WHAT THE TASK REQUIRES> Pick out the lines containing "οὔτε".

[Collected data]
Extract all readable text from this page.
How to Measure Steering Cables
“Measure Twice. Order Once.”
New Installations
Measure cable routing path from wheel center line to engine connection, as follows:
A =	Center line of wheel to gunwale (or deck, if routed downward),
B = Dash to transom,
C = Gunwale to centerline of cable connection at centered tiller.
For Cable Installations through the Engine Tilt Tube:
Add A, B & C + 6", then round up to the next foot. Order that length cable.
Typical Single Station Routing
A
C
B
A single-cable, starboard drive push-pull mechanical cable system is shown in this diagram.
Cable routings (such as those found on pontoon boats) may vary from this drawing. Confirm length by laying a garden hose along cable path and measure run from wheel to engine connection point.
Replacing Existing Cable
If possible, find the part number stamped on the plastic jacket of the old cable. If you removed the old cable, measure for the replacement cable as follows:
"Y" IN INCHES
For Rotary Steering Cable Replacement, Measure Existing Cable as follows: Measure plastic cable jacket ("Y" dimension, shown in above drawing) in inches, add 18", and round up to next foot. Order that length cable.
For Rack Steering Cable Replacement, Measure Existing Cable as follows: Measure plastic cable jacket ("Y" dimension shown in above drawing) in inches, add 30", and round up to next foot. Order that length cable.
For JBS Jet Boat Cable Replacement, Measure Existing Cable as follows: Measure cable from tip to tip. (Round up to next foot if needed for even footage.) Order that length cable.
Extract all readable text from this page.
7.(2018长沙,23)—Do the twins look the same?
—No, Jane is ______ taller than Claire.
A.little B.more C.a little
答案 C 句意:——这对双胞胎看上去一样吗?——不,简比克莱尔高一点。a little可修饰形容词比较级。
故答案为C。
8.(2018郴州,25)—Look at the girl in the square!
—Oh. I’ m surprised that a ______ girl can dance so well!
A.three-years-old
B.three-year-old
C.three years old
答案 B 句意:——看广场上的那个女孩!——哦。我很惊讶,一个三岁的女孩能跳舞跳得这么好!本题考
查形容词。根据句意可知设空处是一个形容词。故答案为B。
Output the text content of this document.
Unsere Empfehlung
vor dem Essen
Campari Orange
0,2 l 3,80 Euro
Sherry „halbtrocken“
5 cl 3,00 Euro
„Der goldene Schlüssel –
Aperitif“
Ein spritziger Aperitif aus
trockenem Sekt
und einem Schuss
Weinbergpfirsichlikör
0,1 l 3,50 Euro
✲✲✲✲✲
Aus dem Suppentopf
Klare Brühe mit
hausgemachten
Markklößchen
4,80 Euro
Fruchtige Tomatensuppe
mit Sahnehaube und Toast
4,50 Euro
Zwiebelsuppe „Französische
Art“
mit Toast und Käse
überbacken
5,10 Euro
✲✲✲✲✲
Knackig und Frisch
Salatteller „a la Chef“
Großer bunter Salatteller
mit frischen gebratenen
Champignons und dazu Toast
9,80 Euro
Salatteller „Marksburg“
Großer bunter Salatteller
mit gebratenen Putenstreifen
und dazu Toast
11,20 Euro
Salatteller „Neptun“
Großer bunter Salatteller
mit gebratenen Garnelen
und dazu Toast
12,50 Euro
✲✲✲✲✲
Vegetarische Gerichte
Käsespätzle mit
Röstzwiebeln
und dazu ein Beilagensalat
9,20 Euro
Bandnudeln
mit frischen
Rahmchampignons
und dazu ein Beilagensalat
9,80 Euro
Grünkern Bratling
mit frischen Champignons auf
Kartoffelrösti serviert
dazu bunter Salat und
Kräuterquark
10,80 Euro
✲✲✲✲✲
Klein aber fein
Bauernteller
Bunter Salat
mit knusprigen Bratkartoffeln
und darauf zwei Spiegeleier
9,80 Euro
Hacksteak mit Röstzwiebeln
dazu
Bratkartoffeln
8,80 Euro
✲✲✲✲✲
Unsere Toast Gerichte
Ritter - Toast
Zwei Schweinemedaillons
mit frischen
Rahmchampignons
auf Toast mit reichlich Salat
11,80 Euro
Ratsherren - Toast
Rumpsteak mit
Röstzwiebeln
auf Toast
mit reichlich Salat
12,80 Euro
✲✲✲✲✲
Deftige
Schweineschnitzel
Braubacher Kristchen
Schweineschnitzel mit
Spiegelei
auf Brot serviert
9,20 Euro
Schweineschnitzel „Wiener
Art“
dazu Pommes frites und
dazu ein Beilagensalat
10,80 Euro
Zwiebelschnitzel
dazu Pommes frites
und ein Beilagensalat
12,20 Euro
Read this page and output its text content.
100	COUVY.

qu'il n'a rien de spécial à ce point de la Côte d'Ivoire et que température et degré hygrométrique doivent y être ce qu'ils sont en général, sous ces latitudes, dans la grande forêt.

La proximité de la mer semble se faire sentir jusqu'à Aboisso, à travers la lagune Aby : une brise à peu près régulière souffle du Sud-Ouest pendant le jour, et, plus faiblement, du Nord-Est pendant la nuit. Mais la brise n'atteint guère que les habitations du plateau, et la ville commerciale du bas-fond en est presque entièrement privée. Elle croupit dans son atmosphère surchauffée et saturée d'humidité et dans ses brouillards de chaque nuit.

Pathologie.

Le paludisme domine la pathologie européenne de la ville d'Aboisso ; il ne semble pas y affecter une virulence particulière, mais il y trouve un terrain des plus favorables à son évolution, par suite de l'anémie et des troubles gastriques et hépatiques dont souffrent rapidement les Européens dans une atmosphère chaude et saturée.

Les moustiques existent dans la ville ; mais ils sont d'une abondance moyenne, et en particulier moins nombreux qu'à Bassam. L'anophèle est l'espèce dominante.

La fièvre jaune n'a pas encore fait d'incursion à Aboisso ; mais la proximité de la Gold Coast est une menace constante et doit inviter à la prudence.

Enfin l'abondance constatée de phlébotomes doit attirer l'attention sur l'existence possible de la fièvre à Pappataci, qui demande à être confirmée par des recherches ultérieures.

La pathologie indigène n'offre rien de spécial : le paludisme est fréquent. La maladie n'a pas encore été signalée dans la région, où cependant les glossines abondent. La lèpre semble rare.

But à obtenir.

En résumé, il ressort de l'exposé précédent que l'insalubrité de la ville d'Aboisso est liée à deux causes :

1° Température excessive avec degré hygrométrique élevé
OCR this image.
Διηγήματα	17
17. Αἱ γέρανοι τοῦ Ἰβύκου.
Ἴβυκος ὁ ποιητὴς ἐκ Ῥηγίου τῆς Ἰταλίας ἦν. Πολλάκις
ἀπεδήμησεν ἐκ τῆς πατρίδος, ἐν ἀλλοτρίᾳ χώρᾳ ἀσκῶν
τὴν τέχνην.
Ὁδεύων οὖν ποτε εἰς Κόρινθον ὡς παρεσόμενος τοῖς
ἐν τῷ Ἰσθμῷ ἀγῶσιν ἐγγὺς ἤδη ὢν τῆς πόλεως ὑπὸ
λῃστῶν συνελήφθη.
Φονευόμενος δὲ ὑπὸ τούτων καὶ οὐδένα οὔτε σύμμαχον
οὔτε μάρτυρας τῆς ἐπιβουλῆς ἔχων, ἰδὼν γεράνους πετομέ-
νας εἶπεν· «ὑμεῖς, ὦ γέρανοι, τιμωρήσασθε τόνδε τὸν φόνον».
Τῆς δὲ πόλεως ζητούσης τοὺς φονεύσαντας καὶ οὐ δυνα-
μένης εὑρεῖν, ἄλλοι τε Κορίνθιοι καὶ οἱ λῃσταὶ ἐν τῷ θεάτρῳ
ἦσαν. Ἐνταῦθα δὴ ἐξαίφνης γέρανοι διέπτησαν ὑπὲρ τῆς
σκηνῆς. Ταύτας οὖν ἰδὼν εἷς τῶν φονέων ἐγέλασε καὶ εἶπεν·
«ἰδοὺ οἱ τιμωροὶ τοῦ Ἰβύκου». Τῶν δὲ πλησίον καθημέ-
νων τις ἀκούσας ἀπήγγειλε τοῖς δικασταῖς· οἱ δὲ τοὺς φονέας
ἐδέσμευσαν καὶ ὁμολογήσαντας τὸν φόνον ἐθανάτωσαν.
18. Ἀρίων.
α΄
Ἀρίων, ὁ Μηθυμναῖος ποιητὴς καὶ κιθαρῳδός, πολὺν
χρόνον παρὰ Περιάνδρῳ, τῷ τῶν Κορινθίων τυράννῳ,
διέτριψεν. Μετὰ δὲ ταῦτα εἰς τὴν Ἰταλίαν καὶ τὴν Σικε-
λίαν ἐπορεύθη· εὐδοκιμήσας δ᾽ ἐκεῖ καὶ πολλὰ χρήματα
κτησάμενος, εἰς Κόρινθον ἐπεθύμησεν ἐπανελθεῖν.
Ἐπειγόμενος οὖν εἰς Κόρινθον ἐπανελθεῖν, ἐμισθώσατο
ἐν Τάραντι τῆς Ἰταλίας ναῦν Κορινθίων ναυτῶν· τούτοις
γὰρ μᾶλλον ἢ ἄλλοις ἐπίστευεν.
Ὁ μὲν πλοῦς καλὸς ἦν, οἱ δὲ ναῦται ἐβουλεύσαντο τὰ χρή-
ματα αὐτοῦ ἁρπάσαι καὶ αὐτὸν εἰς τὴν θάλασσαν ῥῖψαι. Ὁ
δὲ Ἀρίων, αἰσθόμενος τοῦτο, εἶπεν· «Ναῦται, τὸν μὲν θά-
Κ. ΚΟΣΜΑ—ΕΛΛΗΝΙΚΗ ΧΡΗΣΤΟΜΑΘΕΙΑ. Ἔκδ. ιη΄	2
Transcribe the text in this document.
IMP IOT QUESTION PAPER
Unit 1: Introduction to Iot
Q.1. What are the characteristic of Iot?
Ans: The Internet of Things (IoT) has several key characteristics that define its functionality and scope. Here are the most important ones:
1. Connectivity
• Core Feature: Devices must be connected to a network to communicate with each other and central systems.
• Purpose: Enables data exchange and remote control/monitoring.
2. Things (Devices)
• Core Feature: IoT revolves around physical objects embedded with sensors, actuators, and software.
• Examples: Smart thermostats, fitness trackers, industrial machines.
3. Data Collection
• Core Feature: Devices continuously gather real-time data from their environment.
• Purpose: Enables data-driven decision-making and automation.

THE RESULT>
Φονευόμενος δὲ ὑπὸ τούτων καὶ οὐδένα οὔτε σύμμαχον
οὔτε μάρτυρας τῆς ἐπιβουλῆς ἔχων, ἰδὼν γεράνους πετομέ-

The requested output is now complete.